** BEGIN **
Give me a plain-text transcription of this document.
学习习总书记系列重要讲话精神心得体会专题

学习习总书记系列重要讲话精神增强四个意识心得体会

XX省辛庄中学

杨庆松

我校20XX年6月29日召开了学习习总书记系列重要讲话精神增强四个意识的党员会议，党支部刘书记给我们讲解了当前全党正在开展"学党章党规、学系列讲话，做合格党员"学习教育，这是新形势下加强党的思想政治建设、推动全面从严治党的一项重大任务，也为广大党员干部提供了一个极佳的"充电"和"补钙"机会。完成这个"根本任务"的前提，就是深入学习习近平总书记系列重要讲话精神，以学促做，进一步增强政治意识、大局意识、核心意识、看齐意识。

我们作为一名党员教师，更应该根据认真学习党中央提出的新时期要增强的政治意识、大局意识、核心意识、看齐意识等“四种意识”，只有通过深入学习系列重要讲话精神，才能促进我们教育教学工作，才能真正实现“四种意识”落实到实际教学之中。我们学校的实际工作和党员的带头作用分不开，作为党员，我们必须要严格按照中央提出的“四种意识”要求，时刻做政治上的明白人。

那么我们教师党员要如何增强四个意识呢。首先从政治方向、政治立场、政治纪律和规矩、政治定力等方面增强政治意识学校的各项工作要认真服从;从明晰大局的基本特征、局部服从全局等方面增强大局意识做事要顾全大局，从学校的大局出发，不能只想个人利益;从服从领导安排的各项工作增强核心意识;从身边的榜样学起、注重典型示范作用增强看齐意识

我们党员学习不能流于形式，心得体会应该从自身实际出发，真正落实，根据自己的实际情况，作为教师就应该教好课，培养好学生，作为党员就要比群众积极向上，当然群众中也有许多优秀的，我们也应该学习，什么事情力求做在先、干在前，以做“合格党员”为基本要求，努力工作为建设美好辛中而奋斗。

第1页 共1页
** END **
** BEGIN **
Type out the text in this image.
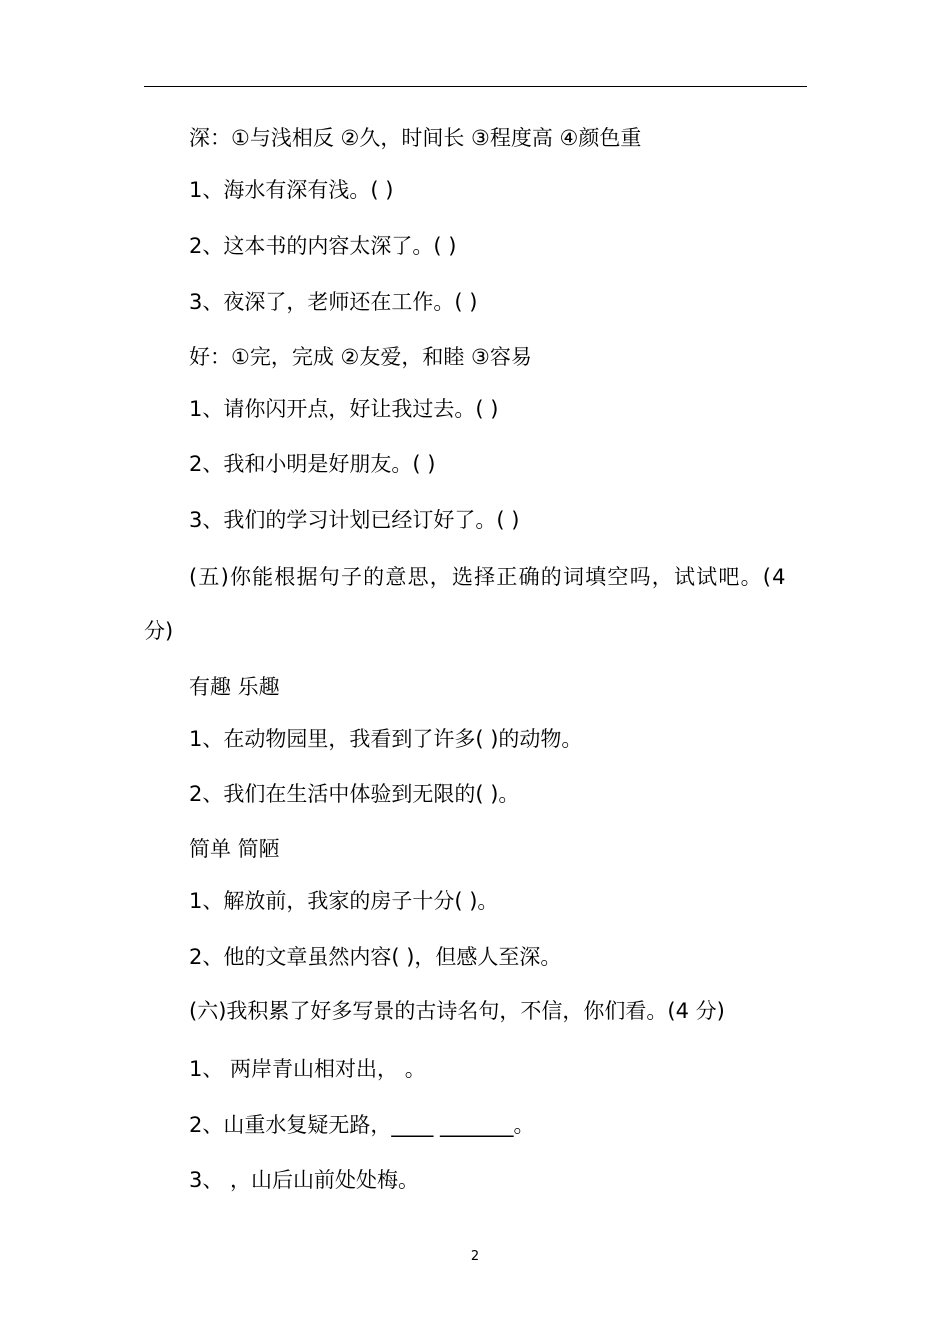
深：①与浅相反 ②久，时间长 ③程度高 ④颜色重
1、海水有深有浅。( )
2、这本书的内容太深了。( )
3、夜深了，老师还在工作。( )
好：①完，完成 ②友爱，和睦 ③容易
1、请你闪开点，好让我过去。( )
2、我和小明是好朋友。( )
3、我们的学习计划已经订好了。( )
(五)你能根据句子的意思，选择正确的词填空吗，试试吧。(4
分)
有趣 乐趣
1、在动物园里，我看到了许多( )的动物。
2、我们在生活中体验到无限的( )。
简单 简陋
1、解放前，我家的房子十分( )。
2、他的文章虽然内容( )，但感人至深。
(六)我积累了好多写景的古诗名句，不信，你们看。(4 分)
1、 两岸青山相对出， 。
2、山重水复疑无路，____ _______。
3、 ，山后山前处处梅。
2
** END **
### Work required
Report each line in the preceding entries that holds the string "this".

### Expected output
Give me a plain-text transcription of this document.
Type out the text in this image.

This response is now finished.